Given data —

··········

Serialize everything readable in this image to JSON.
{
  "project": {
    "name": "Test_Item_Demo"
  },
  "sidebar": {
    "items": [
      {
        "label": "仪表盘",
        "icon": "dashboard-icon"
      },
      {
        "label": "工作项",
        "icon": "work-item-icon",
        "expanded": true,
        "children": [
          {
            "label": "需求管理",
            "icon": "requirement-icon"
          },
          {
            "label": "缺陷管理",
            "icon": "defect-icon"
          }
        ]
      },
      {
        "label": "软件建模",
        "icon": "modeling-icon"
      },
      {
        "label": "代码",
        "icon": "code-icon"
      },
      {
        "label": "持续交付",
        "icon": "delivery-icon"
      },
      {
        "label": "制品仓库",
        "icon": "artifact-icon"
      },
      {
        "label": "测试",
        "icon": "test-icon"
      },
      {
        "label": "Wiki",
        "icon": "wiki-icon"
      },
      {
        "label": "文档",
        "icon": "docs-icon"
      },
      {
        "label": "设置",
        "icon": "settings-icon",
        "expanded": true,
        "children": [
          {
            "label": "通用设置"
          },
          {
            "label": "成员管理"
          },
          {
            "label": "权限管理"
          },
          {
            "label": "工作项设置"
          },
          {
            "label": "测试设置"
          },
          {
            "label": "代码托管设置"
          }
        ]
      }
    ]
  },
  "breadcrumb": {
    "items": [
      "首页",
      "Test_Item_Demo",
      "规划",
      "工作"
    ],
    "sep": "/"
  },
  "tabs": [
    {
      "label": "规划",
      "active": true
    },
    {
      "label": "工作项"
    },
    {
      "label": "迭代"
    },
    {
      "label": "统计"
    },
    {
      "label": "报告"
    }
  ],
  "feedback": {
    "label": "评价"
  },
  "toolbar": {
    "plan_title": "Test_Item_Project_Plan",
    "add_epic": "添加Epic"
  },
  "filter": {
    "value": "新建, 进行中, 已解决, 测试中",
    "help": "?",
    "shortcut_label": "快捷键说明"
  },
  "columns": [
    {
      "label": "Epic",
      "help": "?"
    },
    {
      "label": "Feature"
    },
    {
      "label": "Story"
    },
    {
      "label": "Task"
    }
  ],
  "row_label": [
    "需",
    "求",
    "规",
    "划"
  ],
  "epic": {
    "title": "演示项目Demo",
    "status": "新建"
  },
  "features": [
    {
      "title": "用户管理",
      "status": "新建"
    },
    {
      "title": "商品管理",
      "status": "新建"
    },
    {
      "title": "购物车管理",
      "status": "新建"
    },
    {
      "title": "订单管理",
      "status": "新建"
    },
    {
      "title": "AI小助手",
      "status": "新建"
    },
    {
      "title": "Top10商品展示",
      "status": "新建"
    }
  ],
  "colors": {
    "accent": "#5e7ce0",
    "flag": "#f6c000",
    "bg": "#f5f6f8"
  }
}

··········

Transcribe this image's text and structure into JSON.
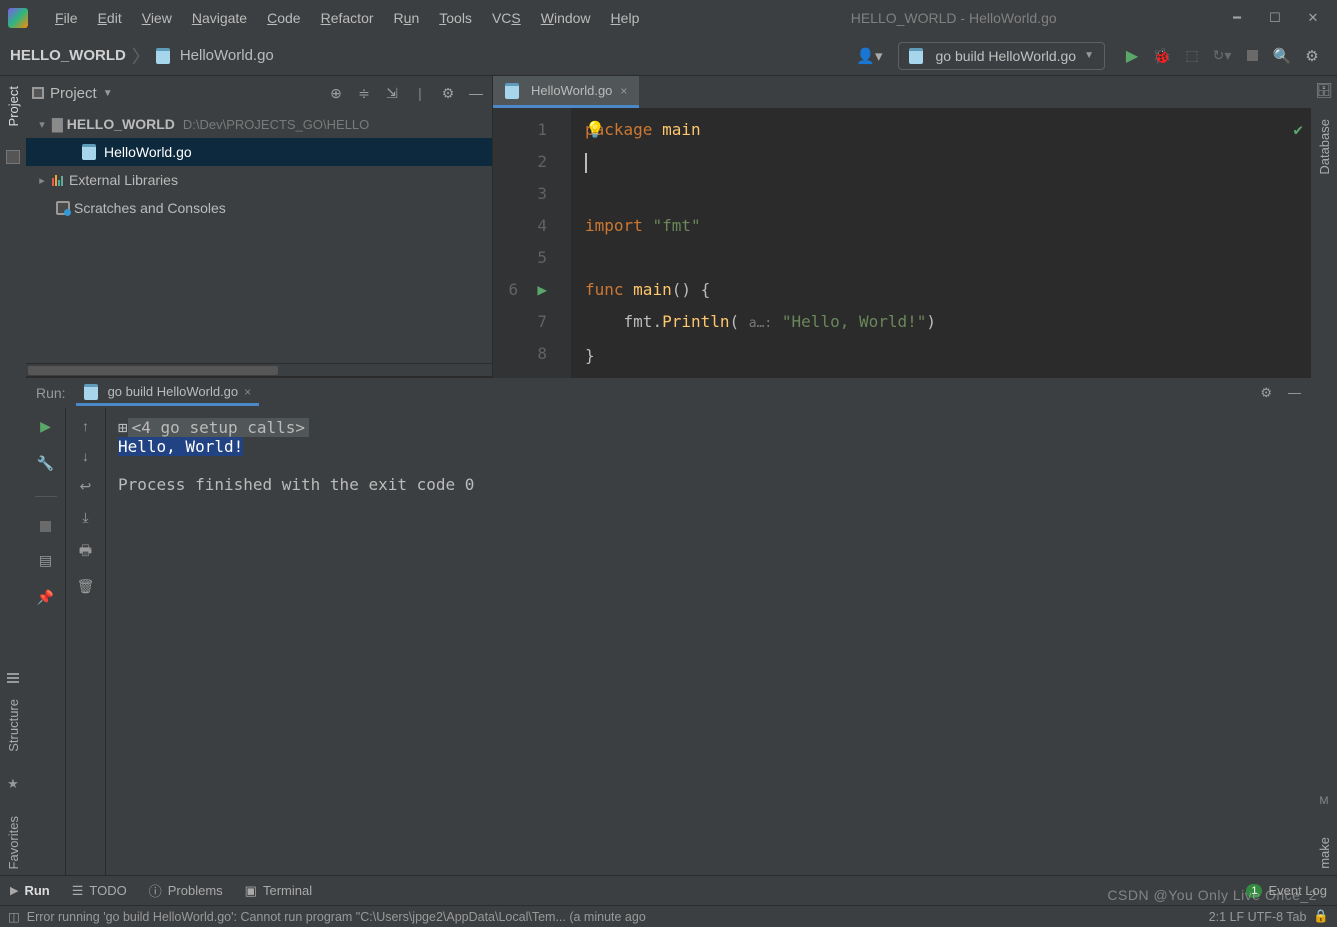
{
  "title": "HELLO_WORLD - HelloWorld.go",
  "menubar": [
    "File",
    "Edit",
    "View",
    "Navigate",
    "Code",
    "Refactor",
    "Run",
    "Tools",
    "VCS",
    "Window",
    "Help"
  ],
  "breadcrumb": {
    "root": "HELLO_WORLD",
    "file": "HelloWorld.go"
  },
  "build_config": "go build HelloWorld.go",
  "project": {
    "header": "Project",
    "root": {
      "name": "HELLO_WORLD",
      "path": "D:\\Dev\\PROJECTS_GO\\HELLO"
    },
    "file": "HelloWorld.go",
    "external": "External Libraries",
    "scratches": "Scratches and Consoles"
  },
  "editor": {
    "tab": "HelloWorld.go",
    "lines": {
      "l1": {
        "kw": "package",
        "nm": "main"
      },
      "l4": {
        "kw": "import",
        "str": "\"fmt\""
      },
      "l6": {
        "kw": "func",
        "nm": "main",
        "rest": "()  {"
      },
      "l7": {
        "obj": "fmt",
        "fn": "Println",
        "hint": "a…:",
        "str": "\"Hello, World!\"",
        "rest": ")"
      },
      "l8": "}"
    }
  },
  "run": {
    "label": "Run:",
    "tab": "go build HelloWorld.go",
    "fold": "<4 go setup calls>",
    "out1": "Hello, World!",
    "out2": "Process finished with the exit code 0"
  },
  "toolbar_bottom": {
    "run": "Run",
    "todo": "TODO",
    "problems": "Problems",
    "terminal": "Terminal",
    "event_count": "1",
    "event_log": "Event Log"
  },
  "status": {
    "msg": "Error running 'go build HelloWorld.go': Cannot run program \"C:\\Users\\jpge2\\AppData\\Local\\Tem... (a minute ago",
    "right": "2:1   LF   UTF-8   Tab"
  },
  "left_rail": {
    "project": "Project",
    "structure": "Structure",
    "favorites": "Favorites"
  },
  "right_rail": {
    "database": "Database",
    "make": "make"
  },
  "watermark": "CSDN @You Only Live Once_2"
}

··········

A line counts if it holds the word "JSON". Work out how many lines in the listing count, and give only that number.

2